Begin MATERIAL TO PROCESS

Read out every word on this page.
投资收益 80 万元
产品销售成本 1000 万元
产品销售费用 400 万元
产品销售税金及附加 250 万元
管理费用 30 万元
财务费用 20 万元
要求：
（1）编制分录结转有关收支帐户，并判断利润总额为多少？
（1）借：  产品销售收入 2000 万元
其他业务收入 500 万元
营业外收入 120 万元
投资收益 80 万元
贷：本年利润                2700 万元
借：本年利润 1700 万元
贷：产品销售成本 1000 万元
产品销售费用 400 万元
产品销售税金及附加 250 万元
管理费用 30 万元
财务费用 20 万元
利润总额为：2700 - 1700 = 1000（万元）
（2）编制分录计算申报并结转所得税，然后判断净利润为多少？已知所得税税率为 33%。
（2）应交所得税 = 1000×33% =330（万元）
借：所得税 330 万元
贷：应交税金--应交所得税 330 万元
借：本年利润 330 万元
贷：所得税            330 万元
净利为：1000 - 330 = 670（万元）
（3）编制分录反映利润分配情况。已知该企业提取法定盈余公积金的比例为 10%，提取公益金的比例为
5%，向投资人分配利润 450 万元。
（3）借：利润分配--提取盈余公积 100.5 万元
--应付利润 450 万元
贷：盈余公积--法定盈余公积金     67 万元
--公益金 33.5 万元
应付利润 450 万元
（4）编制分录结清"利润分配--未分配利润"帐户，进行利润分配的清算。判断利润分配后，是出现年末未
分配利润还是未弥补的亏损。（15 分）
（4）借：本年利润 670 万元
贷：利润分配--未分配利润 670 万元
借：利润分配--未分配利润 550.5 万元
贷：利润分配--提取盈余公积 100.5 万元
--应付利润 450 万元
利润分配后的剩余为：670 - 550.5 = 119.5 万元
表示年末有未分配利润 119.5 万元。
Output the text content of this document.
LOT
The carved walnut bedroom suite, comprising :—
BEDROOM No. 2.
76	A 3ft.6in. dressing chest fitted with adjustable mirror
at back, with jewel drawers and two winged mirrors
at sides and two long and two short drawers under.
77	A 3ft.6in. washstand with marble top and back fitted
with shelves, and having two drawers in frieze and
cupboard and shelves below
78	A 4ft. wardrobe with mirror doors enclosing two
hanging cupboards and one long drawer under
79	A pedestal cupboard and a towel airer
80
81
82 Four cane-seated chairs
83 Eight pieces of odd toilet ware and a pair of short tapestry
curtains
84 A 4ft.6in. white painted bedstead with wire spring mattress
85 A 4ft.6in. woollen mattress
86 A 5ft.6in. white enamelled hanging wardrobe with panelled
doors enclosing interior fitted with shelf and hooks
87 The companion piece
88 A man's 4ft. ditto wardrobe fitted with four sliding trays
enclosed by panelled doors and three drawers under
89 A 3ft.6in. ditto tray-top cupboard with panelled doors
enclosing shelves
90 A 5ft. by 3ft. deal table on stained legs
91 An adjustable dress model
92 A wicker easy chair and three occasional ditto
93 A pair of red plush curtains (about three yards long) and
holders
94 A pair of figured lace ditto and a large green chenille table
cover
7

End MATERIAL TO PROCESS

- [THE EXERCISE]:
Please quote the data above in full, with no line missing.

- [RESPONSE TO THIS EXERCISE]:
Read out every word on this page.
投资收益 80 万元
产品销售成本 1000 万元
产品销售费用 400 万元
产品销售税金及附加 250 万元
管理费用 30 万元
财务费用 20 万元
要求：
（1）编制分录结转有关收支帐户，并判断利润总额为多少？
（1）借：  产品销售收入 2000 万元
其他业务收入 500 万元
营业外收入 120 万元
投资收益 80 万元
贷：本年利润                2700 万元
借：本年利润 1700 万元
贷：产品销售成本 1000 万元
产品销售费用 400 万元
产品销售税金及附加 250 万元
管理费用 30 万元
财务费用 20 万元
利润总额为：2700 - 1700 = 1000（万元）
（2）编制分录计算申报并结转所得税，然后判断净利润为多少？已知所得税税率为 33%。
（2）应交所得税 = 1000×33% =330（万元）
借：所得税 330 万元
贷：应交税金--应交所得税 330 万元
借：本年利润 330 万元
贷：所得税            330 万元
净利为：1000 - 330 = 670（万元）
（3）编制分录反映利润分配情况。已知该企业提取法定盈余公积金的比例为 10%，提取公益金的比例为
5%，向投资人分配利润 450 万元。
（3）借：利润分配--提取盈余公积 100.5 万元
--应付利润 450 万元
贷：盈余公积--法定盈余公积金     67 万元
--公益金 33.5 万元
应付利润 450 万元
（4）编制分录结清"利润分配--未分配利润"帐户，进行利润分配的清算。判断利润分配后，是出现年末未
分配利润还是未弥补的亏损。（15 分）
（4）借：本年利润 670 万元
贷：利润分配--未分配利润 670 万元
借：利润分配--未分配利润 550.5 万元
贷：利润分配--提取盈余公积 100.5 万元
--应付利润 450 万元
利润分配后的剩余为：670 - 550.5 = 119.5 万元
表示年末有未分配利润 119.5 万元。
Output the text content of this document.
LOT
The carved walnut bedroom suite, comprising :—
BEDROOM No. 2.
76	A 3ft.6in. dressing chest fitted with adjustable mirror
at back, with jewel drawers and two winged mirrors
at sides and two long and two short drawers under.
77	A 3ft.6in. washstand with marble top and back fitted
with shelves, and having two drawers in frieze and
cupboard and shelves below
78	A 4ft. wardrobe with mirror doors enclosing two
hanging cupboards and one long drawer under
79	A pedestal cupboard and a towel airer
80
81
82 Four cane-seated chairs
83 Eight pieces of odd toilet ware and a pair of short tapestry
curtains
84 A 4ft.6in. white painted bedstead with wire spring mattress
85 A 4ft.6in. woollen mattress
86 A 5ft.6in. white enamelled hanging wardrobe with panelled
doors enclosing interior fitted with shelf and hooks
87 The companion piece
88 A man's 4ft. ditto wardrobe fitted with four sliding trays
enclosed by panelled doors and three drawers under
89 A 3ft.6in. ditto tray-top cupboard with panelled doors
enclosing shelves
90 A 5ft. by 3ft. deal table on stained legs
91 An adjustable dress model
92 A wicker easy chair and three occasional ditto
93 A pair of red plush curtains (about three yards long) and
holders
94 A pair of figured lace ditto and a large green chenille table
cover
7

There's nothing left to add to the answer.